Selected excerpt:
──────────────────────────────

BY STEPHANIE FOO: For Complete Post, Click Here…
Learning about C-PTSD is not easy because it doesn’t officially exist. The name “complex PTSD” is somewhat new, coined in the ’90s by psychiatrist Judith Herman. And it doesn’t exist because it isn’t officially in the Diagnostic and Statistical Manual of Mental Disorders, which is essentially the bible of mental health: If it’s not in there, it ain’t real. There was an effort by a group of mental health experts to include it in the DSM-5, which was published in 2013, but the faceless arbiters of mental health behind the DSM—a group of psychiatrists I envision as a society of hooded figures chanting around a sacrificial child star—decided that it was too similar to PTSD. There was no reason to add a “C,” no need for a distinction between the two. It’s worth mentioning, however, that the U.S. Department of Veterans Affairs and the United Kingdom National Health Service both recognize C-PTSD as a legitimate diagnosis.
Because it isn’t in the DSM, there isn’t much literature on C-PTSD. What does exist is often dry, dull, and written with all the kindness and emotional intelligence of a tech bro. But still, I was desperate to learn, so I bought a small stack of books, each with a vague impressionist painting on the cover coupled with uninviting font. And I made my way through them, one painful page at a time.
The books taught me that when we live through traumatic experiences, our brains take in the things around us that are causing the greatest threat, and they encode these things deep into our subconscious as sources of danger.

──────────────────────────────

Task details:
Can you copy the passage on C-PTSD word for word, starting at the words "The books taught" and stopping after "sources of danger."?

──────────────────────────────

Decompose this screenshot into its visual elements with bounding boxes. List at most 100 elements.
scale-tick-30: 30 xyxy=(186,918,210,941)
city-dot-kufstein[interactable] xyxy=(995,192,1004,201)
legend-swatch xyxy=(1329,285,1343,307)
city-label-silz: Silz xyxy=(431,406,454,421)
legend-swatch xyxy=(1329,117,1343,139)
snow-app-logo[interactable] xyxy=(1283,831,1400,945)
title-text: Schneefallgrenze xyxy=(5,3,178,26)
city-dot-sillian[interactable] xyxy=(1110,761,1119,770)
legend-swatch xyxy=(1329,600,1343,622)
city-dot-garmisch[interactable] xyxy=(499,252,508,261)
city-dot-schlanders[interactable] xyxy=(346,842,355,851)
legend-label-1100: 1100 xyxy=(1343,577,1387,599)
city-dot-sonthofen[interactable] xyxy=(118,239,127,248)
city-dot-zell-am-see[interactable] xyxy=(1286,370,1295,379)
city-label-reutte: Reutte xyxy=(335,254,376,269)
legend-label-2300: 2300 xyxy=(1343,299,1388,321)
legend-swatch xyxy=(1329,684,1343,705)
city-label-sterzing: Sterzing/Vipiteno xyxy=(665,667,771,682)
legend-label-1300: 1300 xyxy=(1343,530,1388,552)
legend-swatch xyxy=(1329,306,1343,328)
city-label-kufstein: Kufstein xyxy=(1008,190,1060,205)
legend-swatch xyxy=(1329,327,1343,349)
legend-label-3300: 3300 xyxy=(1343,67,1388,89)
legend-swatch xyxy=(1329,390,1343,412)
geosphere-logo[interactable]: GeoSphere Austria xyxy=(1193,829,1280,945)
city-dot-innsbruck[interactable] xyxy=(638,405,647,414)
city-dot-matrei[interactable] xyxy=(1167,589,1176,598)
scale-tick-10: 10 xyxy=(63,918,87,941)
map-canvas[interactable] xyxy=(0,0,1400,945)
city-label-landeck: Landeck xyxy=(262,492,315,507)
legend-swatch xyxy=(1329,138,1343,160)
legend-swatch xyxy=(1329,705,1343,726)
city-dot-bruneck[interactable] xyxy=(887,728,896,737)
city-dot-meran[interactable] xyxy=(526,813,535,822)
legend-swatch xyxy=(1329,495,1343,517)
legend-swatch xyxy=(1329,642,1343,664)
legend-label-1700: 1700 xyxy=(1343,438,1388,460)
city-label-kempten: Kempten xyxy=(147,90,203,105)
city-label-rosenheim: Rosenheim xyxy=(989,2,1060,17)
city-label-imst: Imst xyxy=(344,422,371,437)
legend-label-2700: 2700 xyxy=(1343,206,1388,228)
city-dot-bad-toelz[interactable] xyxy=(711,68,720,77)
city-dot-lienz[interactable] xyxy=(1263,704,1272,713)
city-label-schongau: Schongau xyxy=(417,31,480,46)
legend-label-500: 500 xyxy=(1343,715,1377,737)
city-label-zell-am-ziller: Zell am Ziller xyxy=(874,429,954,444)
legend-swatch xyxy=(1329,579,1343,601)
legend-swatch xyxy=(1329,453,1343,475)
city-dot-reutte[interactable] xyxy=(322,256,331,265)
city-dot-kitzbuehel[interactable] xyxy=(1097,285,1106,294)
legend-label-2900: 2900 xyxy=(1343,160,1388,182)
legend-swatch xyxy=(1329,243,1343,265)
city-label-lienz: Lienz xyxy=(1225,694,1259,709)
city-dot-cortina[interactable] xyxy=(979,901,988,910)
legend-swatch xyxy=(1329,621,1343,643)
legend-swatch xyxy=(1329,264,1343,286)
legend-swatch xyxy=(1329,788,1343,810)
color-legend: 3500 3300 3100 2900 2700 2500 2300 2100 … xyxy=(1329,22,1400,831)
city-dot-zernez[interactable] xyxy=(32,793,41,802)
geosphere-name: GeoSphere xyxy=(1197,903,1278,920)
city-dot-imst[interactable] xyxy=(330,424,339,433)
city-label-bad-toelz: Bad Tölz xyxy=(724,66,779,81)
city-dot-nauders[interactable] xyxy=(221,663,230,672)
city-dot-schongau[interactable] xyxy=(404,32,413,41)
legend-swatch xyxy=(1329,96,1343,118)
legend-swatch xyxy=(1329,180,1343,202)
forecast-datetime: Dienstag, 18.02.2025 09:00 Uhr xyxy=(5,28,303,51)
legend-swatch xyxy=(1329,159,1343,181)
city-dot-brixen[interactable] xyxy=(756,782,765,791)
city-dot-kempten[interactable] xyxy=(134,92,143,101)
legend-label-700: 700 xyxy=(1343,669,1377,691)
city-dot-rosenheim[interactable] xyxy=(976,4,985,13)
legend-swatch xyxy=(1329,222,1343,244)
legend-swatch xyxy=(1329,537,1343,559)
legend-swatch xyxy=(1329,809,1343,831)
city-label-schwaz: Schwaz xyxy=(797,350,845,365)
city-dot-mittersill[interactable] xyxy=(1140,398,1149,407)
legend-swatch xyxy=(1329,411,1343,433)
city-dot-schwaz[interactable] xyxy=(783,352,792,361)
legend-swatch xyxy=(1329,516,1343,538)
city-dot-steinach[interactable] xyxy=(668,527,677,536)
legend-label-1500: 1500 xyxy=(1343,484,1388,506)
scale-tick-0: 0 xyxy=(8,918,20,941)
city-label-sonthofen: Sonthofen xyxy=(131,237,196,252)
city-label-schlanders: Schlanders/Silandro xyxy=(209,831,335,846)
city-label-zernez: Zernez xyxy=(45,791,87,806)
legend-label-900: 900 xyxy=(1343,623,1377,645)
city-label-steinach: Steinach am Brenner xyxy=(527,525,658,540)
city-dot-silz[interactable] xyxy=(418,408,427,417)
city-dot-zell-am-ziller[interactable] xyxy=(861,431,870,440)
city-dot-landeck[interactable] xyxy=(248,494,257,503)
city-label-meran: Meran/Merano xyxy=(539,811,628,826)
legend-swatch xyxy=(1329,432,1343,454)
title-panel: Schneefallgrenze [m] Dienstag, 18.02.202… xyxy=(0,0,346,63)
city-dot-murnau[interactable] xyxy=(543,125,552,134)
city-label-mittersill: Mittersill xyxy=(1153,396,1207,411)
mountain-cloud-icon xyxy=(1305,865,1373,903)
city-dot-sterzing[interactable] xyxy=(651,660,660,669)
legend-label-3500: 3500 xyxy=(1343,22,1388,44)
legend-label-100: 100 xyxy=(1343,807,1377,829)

──────────────────────────────

Final answer:
The books taught me that when we live through traumatic experiences, our brains take in the things around us that are causing the greatest threat, and they encode these things deep into our subconscious as sources of danger.